• **ACTION ITEM**:
Return every line from the records below in which the word "once" is found.

· · · · · · ·

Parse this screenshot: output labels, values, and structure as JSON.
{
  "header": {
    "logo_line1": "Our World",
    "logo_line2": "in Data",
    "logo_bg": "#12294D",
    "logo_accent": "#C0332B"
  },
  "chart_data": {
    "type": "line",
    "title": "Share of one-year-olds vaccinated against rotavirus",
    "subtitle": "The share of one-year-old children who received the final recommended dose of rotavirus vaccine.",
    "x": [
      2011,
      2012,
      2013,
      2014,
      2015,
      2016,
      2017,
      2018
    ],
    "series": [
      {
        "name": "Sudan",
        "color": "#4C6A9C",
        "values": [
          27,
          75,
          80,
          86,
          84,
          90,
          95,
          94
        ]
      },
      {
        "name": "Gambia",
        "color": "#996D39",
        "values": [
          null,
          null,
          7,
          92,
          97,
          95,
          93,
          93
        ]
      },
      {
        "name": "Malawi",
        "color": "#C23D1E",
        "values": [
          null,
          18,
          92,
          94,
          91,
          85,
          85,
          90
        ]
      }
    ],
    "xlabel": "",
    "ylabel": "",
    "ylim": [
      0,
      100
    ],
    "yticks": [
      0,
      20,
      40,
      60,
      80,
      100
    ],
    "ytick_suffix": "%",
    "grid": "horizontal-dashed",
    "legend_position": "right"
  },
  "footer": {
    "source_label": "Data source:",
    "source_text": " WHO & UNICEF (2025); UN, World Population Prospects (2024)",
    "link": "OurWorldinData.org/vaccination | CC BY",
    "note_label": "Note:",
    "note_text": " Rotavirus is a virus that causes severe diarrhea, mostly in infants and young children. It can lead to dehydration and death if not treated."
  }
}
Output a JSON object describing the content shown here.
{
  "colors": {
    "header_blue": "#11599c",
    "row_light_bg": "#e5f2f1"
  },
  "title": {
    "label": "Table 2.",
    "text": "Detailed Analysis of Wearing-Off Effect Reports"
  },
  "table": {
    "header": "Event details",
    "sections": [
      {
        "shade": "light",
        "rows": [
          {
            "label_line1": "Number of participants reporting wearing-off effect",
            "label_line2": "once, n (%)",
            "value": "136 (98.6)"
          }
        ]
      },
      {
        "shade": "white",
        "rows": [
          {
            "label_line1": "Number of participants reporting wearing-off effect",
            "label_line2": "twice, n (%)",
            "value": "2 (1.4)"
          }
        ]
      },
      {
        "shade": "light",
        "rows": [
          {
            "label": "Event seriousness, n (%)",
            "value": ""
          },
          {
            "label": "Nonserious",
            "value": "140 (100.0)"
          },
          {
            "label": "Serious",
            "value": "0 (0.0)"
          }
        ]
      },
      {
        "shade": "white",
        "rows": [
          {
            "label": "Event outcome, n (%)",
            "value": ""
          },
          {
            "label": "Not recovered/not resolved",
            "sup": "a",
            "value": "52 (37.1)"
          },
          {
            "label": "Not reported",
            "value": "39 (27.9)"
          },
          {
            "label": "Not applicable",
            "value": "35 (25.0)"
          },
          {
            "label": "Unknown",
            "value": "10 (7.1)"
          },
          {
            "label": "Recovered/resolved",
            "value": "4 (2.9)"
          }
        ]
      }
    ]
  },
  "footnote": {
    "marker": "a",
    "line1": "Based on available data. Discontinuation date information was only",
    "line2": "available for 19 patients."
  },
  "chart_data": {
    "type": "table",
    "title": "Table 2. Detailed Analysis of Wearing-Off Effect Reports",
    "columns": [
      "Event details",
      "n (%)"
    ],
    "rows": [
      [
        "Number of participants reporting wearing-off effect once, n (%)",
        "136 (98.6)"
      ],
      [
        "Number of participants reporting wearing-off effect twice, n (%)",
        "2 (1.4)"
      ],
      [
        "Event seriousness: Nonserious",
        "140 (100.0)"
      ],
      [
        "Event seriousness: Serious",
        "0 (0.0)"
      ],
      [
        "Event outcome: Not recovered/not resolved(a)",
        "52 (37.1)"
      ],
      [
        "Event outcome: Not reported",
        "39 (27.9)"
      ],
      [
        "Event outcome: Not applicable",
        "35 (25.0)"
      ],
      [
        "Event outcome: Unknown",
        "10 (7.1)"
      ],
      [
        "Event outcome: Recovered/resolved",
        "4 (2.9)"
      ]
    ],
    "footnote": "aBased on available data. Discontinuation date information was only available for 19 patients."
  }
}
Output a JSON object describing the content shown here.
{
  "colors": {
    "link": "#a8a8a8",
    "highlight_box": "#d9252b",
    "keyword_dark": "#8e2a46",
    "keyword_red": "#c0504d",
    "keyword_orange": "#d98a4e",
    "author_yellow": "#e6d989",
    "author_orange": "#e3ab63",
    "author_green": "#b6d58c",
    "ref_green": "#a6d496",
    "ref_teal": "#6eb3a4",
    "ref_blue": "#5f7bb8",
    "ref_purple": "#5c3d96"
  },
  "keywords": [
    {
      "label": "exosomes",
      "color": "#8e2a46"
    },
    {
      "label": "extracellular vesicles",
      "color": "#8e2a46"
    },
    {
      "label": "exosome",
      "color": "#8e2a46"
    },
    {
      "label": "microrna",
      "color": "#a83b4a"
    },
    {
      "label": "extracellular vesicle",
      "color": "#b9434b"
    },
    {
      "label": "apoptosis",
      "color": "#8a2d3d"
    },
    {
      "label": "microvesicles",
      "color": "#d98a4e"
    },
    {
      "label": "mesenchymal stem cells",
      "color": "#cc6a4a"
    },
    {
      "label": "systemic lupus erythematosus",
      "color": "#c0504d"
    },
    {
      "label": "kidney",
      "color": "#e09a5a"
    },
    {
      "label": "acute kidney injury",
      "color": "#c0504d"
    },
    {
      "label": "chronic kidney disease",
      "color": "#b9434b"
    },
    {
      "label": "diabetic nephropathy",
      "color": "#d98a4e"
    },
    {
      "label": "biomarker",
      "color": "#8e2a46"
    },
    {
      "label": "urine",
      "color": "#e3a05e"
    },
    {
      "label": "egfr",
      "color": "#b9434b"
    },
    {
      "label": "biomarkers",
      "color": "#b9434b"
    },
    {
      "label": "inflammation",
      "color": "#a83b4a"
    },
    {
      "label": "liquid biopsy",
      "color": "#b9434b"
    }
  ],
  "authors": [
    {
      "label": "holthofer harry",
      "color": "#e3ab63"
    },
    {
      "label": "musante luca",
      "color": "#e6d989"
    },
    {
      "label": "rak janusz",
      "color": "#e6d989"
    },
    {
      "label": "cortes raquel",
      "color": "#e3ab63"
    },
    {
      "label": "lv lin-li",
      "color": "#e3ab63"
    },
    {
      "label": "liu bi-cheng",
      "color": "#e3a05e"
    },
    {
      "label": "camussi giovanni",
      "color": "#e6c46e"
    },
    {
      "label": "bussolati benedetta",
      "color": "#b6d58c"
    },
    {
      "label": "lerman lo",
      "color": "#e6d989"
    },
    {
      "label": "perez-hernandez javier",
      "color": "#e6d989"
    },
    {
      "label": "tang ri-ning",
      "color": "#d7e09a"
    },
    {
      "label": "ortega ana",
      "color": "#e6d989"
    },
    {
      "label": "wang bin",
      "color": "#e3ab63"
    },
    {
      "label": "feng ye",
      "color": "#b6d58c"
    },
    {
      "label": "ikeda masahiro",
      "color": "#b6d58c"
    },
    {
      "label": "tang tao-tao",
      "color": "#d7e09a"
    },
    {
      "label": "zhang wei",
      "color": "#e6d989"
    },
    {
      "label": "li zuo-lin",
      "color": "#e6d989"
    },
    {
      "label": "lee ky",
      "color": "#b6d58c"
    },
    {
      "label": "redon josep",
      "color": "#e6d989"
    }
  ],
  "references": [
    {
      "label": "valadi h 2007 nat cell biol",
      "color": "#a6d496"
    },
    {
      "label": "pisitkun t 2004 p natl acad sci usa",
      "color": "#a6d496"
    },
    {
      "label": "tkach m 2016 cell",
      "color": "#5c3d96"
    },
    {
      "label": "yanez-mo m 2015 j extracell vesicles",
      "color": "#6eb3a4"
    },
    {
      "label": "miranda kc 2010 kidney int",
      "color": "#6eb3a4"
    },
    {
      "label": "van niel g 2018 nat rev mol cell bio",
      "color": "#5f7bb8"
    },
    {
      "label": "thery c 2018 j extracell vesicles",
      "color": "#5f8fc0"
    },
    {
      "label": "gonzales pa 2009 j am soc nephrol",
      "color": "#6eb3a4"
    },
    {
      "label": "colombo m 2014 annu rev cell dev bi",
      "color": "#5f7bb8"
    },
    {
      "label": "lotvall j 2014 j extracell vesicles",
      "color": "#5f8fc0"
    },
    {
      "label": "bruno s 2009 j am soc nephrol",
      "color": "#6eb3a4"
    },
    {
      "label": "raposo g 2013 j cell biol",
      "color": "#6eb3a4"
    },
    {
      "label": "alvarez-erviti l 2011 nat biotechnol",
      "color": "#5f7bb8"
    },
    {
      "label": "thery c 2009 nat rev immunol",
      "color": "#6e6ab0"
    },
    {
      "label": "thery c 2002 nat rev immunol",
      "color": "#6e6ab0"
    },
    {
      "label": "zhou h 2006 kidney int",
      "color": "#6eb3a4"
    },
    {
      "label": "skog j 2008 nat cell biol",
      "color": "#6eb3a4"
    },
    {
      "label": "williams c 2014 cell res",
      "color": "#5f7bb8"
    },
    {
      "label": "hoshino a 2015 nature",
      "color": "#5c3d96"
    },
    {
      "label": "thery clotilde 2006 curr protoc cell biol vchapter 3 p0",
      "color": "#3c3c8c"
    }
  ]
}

· · · · · · ·

• **SOLUTION TO THIS EXERCISE**:
            "label_line2": "once, n (%)",
        "Number of participants reporting wearing-off effect once, n (%)",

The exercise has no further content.